• **TASK OBJECTIVE**:
Filter these entries so that only lines with the word "this" remain.
··· MATERIAL PROVIDED ···
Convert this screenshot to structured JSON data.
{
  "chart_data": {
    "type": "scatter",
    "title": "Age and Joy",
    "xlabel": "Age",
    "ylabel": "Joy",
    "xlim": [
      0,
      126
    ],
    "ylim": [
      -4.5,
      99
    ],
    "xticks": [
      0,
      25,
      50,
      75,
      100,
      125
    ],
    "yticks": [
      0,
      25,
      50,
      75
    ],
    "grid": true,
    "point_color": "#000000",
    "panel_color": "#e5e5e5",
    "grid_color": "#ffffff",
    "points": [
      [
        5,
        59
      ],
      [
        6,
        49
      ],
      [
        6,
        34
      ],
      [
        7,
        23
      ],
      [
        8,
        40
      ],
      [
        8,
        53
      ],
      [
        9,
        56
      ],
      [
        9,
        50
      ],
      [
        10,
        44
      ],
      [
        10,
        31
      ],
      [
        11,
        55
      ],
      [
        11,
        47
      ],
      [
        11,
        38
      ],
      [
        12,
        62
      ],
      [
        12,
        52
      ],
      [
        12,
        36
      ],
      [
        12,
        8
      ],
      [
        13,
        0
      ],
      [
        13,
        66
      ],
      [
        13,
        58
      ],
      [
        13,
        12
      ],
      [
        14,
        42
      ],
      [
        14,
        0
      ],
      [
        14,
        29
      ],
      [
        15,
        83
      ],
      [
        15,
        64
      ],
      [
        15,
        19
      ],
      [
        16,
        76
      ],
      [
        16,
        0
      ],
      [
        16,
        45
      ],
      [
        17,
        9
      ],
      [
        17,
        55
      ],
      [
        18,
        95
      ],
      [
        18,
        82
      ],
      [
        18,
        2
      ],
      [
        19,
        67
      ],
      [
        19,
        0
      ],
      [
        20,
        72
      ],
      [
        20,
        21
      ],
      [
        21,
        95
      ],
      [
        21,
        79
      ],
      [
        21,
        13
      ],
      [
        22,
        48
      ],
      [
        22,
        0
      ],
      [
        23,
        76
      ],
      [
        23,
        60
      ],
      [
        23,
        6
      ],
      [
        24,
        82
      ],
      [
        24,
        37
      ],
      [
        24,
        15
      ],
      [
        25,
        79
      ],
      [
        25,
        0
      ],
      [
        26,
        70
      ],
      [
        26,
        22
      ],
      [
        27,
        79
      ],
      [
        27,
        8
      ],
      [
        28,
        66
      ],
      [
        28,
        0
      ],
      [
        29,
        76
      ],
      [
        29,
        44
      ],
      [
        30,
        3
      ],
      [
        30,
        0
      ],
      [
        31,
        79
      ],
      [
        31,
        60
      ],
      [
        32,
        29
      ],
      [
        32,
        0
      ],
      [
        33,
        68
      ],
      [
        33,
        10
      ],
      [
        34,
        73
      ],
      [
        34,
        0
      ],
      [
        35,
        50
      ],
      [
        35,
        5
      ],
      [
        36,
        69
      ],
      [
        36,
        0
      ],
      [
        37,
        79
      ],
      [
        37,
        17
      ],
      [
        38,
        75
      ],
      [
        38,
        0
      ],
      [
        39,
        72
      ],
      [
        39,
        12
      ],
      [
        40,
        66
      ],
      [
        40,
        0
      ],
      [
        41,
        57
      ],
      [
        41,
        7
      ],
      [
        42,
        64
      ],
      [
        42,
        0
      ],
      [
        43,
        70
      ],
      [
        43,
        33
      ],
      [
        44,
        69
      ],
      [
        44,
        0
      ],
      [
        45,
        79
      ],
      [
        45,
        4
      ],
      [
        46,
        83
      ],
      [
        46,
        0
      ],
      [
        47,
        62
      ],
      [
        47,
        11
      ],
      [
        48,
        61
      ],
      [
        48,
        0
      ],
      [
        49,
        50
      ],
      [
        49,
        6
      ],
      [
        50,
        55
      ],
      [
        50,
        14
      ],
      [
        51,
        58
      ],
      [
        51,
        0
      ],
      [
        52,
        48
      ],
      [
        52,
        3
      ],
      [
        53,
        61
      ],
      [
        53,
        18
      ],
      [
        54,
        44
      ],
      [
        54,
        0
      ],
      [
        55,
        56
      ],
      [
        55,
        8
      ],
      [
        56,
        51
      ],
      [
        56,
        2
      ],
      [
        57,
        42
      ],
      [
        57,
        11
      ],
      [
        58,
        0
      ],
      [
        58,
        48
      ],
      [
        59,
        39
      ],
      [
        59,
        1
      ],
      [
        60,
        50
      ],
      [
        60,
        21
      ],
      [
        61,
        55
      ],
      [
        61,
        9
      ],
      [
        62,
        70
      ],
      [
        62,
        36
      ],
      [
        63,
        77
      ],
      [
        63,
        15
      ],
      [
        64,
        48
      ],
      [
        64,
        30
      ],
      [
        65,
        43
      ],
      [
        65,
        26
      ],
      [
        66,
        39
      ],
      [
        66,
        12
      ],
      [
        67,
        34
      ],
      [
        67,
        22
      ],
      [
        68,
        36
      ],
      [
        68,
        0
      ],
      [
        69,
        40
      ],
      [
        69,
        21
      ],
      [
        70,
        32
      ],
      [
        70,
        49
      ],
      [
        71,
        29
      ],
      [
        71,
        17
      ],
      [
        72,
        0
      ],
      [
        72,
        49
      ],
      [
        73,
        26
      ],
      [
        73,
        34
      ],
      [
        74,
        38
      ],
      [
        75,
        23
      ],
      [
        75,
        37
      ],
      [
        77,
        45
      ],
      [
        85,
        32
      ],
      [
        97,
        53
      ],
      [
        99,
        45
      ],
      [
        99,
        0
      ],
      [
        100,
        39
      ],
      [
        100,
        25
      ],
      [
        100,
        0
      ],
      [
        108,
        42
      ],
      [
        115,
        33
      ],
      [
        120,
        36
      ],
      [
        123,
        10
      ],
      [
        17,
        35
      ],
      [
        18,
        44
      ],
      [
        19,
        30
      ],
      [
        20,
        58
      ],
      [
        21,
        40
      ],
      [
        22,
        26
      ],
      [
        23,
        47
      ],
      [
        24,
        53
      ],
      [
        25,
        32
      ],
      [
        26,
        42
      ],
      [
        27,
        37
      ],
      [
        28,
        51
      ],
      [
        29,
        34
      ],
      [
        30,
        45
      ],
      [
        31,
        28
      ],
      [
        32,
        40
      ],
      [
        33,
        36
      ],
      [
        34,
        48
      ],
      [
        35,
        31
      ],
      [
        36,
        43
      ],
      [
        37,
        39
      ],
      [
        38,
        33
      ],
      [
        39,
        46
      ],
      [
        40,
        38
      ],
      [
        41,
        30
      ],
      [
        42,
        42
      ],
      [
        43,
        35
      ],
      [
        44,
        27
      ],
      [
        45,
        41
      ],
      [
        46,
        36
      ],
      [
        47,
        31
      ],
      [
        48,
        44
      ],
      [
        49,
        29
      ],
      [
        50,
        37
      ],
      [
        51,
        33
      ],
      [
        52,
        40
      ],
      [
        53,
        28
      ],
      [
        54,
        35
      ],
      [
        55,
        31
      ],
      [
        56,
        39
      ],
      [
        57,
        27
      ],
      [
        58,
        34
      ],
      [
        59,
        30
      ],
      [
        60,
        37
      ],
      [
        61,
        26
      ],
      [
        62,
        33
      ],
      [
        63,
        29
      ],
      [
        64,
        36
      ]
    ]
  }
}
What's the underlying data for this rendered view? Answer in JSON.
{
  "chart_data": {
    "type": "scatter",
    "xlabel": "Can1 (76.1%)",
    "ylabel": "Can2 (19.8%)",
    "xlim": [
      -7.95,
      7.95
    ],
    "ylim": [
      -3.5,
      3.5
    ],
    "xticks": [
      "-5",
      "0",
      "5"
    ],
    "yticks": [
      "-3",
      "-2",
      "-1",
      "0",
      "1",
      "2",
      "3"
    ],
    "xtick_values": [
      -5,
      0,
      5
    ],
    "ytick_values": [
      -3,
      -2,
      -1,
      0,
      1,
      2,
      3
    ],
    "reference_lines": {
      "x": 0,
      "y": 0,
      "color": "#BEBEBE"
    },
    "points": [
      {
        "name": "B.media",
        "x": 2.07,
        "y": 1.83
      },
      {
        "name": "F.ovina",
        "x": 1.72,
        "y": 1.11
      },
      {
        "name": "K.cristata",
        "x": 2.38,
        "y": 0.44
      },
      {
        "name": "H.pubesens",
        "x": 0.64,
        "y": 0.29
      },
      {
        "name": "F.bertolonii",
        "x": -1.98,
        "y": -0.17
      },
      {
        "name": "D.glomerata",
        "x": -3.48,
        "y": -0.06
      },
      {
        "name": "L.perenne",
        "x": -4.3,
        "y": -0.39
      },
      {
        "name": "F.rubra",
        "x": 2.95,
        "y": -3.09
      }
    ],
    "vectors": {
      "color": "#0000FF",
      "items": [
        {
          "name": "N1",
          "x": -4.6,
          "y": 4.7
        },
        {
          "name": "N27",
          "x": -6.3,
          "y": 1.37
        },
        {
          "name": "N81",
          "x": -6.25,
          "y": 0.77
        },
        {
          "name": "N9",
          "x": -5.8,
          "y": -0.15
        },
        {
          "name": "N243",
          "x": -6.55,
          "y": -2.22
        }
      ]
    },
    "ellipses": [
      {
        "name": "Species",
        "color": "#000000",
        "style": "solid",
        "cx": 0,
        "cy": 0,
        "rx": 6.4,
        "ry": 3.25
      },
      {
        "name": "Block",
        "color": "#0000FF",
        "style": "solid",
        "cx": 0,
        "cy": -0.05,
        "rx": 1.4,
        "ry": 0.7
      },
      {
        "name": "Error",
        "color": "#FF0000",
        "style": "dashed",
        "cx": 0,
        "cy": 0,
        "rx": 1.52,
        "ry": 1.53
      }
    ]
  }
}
···
• **COMPLETE ANSWER**:
Convert this screenshot to structured JSON data.
What's the underlying data for this rendered view? Answer in JSON.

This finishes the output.